Raw records -
** Begin **

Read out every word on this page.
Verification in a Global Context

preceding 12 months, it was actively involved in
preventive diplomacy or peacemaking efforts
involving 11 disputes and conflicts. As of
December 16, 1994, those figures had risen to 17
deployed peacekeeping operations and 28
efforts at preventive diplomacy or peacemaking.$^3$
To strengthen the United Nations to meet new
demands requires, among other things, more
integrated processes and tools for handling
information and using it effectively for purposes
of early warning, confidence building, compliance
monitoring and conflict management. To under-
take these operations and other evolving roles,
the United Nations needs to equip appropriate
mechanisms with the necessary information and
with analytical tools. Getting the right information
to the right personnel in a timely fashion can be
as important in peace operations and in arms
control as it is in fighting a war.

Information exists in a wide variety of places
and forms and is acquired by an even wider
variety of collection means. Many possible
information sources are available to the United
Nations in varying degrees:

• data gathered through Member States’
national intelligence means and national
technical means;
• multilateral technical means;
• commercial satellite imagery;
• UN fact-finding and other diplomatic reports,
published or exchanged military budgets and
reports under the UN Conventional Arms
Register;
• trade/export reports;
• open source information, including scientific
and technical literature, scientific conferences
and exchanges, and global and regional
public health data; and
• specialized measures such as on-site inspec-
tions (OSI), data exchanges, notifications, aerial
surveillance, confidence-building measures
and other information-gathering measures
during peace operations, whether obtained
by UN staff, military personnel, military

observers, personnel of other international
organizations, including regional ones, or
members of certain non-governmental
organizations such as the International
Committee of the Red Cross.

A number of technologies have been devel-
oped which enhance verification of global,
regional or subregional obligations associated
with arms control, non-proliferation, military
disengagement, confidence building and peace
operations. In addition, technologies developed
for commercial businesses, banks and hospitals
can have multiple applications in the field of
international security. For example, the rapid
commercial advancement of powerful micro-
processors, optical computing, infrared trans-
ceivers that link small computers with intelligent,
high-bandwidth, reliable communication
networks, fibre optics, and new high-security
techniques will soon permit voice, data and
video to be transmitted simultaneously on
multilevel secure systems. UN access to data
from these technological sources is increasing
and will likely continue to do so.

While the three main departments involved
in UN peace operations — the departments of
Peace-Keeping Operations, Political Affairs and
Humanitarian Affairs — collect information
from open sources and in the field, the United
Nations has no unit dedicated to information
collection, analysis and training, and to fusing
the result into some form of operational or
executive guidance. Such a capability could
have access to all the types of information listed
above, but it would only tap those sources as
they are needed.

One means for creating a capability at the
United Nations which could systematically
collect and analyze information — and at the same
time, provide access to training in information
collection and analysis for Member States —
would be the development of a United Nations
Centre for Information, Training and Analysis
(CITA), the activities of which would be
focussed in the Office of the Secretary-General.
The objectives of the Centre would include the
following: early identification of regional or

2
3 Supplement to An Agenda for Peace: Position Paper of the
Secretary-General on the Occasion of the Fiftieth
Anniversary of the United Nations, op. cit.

** End **

Objective - Once more, set down the full listing, verbatim.

Solution for this exercise -
Read out every word on this page.
Verification in a Global Context

preceding 12 months, it was actively involved in
preventive diplomacy or peacemaking efforts
involving 11 disputes and conflicts. As of
December 16, 1994, those figures had risen to 17
deployed peacekeeping operations and 28
efforts at preventive diplomacy or peacemaking.$^3$
To strengthen the United Nations to meet new
demands requires, among other things, more
integrated processes and tools for handling
information and using it effectively for purposes
of early warning, confidence building, compliance
monitoring and conflict management. To under-
take these operations and other evolving roles,
the United Nations needs to equip appropriate
mechanisms with the necessary information and
with analytical tools. Getting the right information
to the right personnel in a timely fashion can be
as important in peace operations and in arms
control as it is in fighting a war.

Information exists in a wide variety of places
and forms and is acquired by an even wider
variety of collection means. Many possible
information sources are available to the United
Nations in varying degrees:

• data gathered through Member States’
national intelligence means and national
technical means;
• multilateral technical means;
• commercial satellite imagery;
• UN fact-finding and other diplomatic reports,
published or exchanged military budgets and
reports under the UN Conventional Arms
Register;
• trade/export reports;
• open source information, including scientific
and technical literature, scientific conferences
and exchanges, and global and regional
public health data; and
• specialized measures such as on-site inspec-
tions (OSI), data exchanges, notifications, aerial
surveillance, confidence-building measures
and other information-gathering measures
during peace operations, whether obtained
by UN staff, military personnel, military

observers, personnel of other international
organizations, including regional ones, or
members of certain non-governmental
organizations such as the International
Committee of the Red Cross.

A number of technologies have been devel-
oped which enhance verification of global,
regional or subregional obligations associated
with arms control, non-proliferation, military
disengagement, confidence building and peace
operations. In addition, technologies developed
for commercial businesses, banks and hospitals
can have multiple applications in the field of
international security. For example, the rapid
commercial advancement of powerful micro-
processors, optical computing, infrared trans-
ceivers that link small computers with intelligent,
high-bandwidth, reliable communication
networks, fibre optics, and new high-security
techniques will soon permit voice, data and
video to be transmitted simultaneously on
multilevel secure systems. UN access to data
from these technological sources is increasing
and will likely continue to do so.

While the three main departments involved
in UN peace operations — the departments of
Peace-Keeping Operations, Political Affairs and
Humanitarian Affairs — collect information
from open sources and in the field, the United
Nations has no unit dedicated to information
collection, analysis and training, and to fusing
the result into some form of operational or
executive guidance. Such a capability could
have access to all the types of information listed
above, but it would only tap those sources as
they are needed.

One means for creating a capability at the
United Nations which could systematically
collect and analyze information — and at the same
time, provide access to training in information
collection and analysis for Member States —
would be the development of a United Nations
Centre for Information, Training and Analysis
(CITA), the activities of which would be
focussed in the Office of the Secretary-General.
The objectives of the Centre would include the
following: early identification of regional or

2
3 Supplement to An Agenda for Peace: Position Paper of the
Secretary-General on the Occasion of the Fiftieth
Anniversary of the United Nations, op. cit.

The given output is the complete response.